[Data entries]
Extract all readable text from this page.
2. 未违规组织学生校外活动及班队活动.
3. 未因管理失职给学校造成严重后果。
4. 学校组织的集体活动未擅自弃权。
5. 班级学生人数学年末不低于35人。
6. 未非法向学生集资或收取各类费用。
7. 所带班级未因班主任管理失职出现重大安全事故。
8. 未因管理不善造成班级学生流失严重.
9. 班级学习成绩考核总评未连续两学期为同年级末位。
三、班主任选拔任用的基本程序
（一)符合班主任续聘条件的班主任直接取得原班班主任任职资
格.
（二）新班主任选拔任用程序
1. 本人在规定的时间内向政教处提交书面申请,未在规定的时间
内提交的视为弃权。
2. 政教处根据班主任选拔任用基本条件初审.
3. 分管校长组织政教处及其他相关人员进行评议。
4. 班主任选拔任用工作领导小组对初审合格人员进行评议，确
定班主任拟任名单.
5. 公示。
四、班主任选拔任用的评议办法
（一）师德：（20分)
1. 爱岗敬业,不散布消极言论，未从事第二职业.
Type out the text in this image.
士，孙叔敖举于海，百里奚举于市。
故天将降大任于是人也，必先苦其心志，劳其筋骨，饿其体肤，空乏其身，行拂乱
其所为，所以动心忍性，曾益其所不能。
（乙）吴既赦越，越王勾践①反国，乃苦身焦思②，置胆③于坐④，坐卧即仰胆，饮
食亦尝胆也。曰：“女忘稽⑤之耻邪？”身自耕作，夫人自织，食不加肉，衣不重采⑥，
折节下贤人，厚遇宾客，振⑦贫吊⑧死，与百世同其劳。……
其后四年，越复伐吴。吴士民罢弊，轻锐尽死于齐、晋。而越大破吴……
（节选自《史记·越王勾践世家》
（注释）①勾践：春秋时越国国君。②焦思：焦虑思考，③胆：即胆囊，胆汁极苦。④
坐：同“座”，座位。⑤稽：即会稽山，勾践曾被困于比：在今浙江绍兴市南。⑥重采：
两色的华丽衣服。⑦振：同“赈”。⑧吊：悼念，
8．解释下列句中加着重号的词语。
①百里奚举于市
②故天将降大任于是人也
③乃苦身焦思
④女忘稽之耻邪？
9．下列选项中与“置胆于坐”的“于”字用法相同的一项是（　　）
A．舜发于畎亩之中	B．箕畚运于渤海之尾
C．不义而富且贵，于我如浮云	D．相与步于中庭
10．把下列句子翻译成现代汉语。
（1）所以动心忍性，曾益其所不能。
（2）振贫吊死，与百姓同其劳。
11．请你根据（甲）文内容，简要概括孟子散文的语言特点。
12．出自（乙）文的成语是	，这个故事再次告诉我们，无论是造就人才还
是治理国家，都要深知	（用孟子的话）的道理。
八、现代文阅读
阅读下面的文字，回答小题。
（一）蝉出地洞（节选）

(Your task): Set down every record above exactly as given.

(Right answer):
Extract all readable text from this page.
2. 未违规组织学生校外活动及班队活动.
3. 未因管理失职给学校造成严重后果。
4. 学校组织的集体活动未擅自弃权。
5. 班级学生人数学年末不低于35人。
6. 未非法向学生集资或收取各类费用。
7. 所带班级未因班主任管理失职出现重大安全事故。
8. 未因管理不善造成班级学生流失严重.
9. 班级学习成绩考核总评未连续两学期为同年级末位。
三、班主任选拔任用的基本程序
（一)符合班主任续聘条件的班主任直接取得原班班主任任职资
格.
（二）新班主任选拔任用程序
1. 本人在规定的时间内向政教处提交书面申请,未在规定的时间
内提交的视为弃权。
2. 政教处根据班主任选拔任用基本条件初审.
3. 分管校长组织政教处及其他相关人员进行评议。
4. 班主任选拔任用工作领导小组对初审合格人员进行评议，确
定班主任拟任名单.
5. 公示。
四、班主任选拔任用的评议办法
（一）师德：（20分)
1. 爱岗敬业,不散布消极言论，未从事第二职业.
Type out the text in this image.
士，孙叔敖举于海，百里奚举于市。
故天将降大任于是人也，必先苦其心志，劳其筋骨，饿其体肤，空乏其身，行拂乱
其所为，所以动心忍性，曾益其所不能。
（乙）吴既赦越，越王勾践①反国，乃苦身焦思②，置胆③于坐④，坐卧即仰胆，饮
食亦尝胆也。曰：“女忘稽⑤之耻邪？”身自耕作，夫人自织，食不加肉，衣不重采⑥，
折节下贤人，厚遇宾客，振⑦贫吊⑧死，与百世同其劳。……
其后四年，越复伐吴。吴士民罢弊，轻锐尽死于齐、晋。而越大破吴……
（节选自《史记·越王勾践世家》
（注释）①勾践：春秋时越国国君。②焦思：焦虑思考，③胆：即胆囊，胆汁极苦。④
坐：同“座”，座位。⑤稽：即会稽山，勾践曾被困于比：在今浙江绍兴市南。⑥重采：
两色的华丽衣服。⑦振：同“赈”。⑧吊：悼念，
8．解释下列句中加着重号的词语。
①百里奚举于市
②故天将降大任于是人也
③乃苦身焦思
④女忘稽之耻邪？
9．下列选项中与“置胆于坐”的“于”字用法相同的一项是（　　）
A．舜发于畎亩之中	B．箕畚运于渤海之尾
C．不义而富且贵，于我如浮云	D．相与步于中庭
10．把下列句子翻译成现代汉语。
（1）所以动心忍性，曾益其所不能。
（2）振贫吊死，与百姓同其劳。
11．请你根据（甲）文内容，简要概括孟子散文的语言特点。
12．出自（乙）文的成语是	，这个故事再次告诉我们，无论是造就人才还
是治理国家，都要深知	（用孟子的话）的道理。
八、现代文阅读
阅读下面的文字，回答小题。
（一）蝉出地洞（节选）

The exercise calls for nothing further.